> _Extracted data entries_
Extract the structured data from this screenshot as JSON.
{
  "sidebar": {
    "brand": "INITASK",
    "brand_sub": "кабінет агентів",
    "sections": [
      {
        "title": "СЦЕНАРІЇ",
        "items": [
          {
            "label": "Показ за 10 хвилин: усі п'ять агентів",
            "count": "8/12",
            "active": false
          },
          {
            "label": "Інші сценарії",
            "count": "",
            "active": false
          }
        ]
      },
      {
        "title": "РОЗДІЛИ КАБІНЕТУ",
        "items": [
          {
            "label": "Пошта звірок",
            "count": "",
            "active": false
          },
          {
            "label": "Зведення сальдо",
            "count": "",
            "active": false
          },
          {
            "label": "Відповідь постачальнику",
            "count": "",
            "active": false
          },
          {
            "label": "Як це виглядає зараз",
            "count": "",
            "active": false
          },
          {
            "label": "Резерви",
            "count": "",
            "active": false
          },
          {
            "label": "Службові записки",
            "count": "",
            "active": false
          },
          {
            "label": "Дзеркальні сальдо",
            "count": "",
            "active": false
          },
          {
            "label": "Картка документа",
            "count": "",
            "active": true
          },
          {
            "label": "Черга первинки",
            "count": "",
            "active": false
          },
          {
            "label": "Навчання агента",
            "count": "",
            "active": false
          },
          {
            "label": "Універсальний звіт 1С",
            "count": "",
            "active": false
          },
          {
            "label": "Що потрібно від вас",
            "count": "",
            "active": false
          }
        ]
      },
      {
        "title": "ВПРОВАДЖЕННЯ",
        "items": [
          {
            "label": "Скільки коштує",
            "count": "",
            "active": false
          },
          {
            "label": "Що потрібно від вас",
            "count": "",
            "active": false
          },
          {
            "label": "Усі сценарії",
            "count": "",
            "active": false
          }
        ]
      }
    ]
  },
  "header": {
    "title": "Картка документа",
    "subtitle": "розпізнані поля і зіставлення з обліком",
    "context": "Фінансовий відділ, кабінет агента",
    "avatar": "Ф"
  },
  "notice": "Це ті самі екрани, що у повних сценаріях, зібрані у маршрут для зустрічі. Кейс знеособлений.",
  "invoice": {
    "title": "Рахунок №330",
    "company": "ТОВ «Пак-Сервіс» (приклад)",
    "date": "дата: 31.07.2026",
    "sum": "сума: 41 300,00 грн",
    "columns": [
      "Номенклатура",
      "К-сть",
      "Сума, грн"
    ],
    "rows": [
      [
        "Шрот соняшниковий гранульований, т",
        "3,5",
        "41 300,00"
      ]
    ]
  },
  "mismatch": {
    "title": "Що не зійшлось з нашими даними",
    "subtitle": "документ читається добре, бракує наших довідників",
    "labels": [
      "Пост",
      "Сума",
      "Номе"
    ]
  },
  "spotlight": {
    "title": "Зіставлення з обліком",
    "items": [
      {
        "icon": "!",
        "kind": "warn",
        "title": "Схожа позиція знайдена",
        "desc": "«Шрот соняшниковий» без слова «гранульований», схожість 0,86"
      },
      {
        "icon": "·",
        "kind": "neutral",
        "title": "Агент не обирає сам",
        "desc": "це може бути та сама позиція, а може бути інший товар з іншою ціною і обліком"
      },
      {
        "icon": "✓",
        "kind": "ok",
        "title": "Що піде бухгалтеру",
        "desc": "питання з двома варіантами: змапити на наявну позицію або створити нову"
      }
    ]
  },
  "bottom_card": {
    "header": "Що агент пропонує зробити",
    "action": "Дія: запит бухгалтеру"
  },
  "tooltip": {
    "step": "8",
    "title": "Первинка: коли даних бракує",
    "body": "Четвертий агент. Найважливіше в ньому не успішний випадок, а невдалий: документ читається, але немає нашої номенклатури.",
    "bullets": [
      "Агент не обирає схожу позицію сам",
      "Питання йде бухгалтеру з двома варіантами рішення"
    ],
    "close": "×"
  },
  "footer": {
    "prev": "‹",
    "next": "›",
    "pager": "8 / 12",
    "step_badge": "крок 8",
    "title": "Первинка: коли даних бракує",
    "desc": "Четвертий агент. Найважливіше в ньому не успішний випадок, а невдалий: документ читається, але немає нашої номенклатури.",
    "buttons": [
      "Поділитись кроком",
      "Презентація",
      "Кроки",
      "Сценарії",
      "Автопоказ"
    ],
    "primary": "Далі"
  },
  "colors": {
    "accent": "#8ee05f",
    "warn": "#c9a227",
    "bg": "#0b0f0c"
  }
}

> _Task_
Nothing should be left out: return all of the records exactly.

> _Correct result_
Extract the structured data from this screenshot as JSON.
{
  "sidebar": {
    "brand": "INITASK",
    "brand_sub": "кабінет агентів",
    "sections": [
      {
        "title": "СЦЕНАРІЇ",
        "items": [
          {
            "label": "Показ за 10 хвилин: усі п'ять агентів",
            "count": "8/12",
            "active": false
          },
          {
            "label": "Інші сценарії",
            "count": "",
            "active": false
          }
        ]
      },
      {
        "title": "РОЗДІЛИ КАБІНЕТУ",
        "items": [
          {
            "label": "Пошта звірок",
            "count": "",
            "active": false
          },
          {
            "label": "Зведення сальдо",
            "count": "",
            "active": false
          },
          {
            "label": "Відповідь постачальнику",
            "count": "",
            "active": false
          },
          {
            "label": "Як це виглядає зараз",
            "count": "",
            "active": false
          },
          {
            "label": "Резерви",
            "count": "",
            "active": false
          },
          {
            "label": "Службові записки",
            "count": "",
            "active": false
          },
          {
            "label": "Дзеркальні сальдо",
            "count": "",
            "active": false
          },
          {
            "label": "Картка документа",
            "count": "",
            "active": true
          },
          {
            "label": "Черга первинки",
            "count": "",
            "active": false
          },
          {
            "label": "Навчання агента",
            "count": "",
            "active": false
          },
          {
            "label": "Універсальний звіт 1С",
            "count": "",
            "active": false
          },
          {
            "label": "Що потрібно від вас",
            "count": "",
            "active": false
          }
        ]
      },
      {
        "title": "ВПРОВАДЖЕННЯ",
        "items": [
          {
            "label": "Скільки коштує",
            "count": "",
            "active": false
          },
          {
            "label": "Що потрібно від вас",
            "count": "",
            "active": false
          },
          {
            "label": "Усі сценарії",
            "count": "",
            "active": false
          }
        ]
      }
    ]
  },
  "header": {
    "title": "Картка документа",
    "subtitle": "розпізнані поля і зіставлення з обліком",
    "context": "Фінансовий відділ, кабінет агента",
    "avatar": "Ф"
  },
  "notice": "Це ті самі екрани, що у повних сценаріях, зібрані у маршрут для зустрічі. Кейс знеособлений.",
  "invoice": {
    "title": "Рахунок №330",
    "company": "ТОВ «Пак-Сервіс» (приклад)",
    "date": "дата: 31.07.2026",
    "sum": "сума: 41 300,00 грн",
    "columns": [
      "Номенклатура",
      "К-сть",
      "Сума, грн"
    ],
    "rows": [
      [
        "Шрот соняшниковий гранульований, т",
        "3,5",
        "41 300,00"
      ]
    ]
  },
  "mismatch": {
    "title": "Що не зійшлось з нашими даними",
    "subtitle": "документ читається добре, бракує наших довідників",
    "labels": [
      "Пост",
      "Сума",
      "Номе"
    ]
  },
  "spotlight": {
    "title": "Зіставлення з обліком",
    "items": [
      {
        "icon": "!",
        "kind": "warn",
        "title": "Схожа позиція знайдена",
        "desc": "«Шрот соняшниковий» без слова «гранульований», схожість 0,86"
      },
      {
        "icon": "·",
        "kind": "neutral",
        "title": "Агент не обирає сам",
        "desc": "це може бути та сама позиція, а може бути інший товар з іншою ціною і обліком"
      },
      {
        "icon": "✓",
        "kind": "ok",
        "title": "Що піде бухгалтеру",
        "desc": "питання з двома варіантами: змапити на наявну позицію або створити нову"
      }
    ]
  },
  "bottom_card": {
    "header": "Що агент пропонує зробити",
    "action": "Дія: запит бухгалтеру"
  },
  "tooltip": {
    "step": "8",
    "title": "Первинка: коли даних бракує",
    "body": "Четвертий агент. Найважливіше в ньому не успішний випадок, а невдалий: документ читається, але немає нашої номенклатури.",
    "bullets": [
      "Агент не обирає схожу позицію сам",
      "Питання йде бухгалтеру з двома варіантами рішення"
    ],
    "close": "×"
  },
  "footer": {
    "prev": "‹",
    "next": "›",
    "pager": "8 / 12",
    "step_badge": "крок 8",
    "title": "Первинка: коли даних бракує",
    "desc": "Четвертий агент. Найважливіше в ньому не успішний випадок, а невдалий: документ читається, але немає нашої номенклатури.",
    "buttons": [
      "Поділитись кроком",
      "Презентація",
      "Кроки",
      "Сценарії",
      "Автопоказ"
    ],
    "primary": "Далі"
  },
  "colors": {
    "accent": "#8ee05f",
    "warn": "#c9a227",
    "bg": "#0b0f0c"
  }
}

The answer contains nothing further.